___ DATA PROVIDED

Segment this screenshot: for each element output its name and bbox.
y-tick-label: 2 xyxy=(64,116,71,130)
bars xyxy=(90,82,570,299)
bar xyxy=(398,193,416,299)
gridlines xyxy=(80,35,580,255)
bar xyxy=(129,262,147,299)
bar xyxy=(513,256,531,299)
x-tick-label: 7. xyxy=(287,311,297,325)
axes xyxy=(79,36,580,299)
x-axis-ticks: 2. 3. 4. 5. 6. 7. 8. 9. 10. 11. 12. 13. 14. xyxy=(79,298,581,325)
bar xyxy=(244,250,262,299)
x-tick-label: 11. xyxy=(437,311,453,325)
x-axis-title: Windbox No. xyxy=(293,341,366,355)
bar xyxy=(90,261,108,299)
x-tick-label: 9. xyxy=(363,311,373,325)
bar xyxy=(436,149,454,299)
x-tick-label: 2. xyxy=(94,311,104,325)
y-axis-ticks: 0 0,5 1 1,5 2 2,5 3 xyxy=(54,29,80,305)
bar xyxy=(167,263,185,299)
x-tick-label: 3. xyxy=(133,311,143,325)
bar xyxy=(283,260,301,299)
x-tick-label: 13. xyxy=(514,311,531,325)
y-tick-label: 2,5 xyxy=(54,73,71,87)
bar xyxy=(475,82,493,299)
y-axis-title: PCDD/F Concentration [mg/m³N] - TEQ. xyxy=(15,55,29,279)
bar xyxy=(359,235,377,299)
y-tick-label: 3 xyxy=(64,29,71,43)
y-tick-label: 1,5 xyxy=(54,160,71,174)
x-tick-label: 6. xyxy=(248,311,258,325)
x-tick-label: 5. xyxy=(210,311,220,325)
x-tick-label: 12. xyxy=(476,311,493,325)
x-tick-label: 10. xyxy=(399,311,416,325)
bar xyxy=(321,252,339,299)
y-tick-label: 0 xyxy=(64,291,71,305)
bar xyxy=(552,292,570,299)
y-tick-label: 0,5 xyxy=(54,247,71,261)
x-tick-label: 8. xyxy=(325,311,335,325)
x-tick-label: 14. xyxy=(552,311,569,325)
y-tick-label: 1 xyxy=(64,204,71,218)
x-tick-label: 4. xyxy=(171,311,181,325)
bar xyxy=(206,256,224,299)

______

■ TASK DETAILS
Copy the records word for word, from the very first line through the line that contains "axes xyxy=(79,36,580,299)". Include that last line.

■ ANSWER TO THIS TASK
Segment this screenshot: for each element output its name and bbox.
y-tick-label: 2 xyxy=(64,116,71,130)
bars xyxy=(90,82,570,299)
bar xyxy=(398,193,416,299)
gridlines xyxy=(80,35,580,255)
bar xyxy=(129,262,147,299)
bar xyxy=(513,256,531,299)
x-tick-label: 7. xyxy=(287,311,297,325)
axes xyxy=(79,36,580,299)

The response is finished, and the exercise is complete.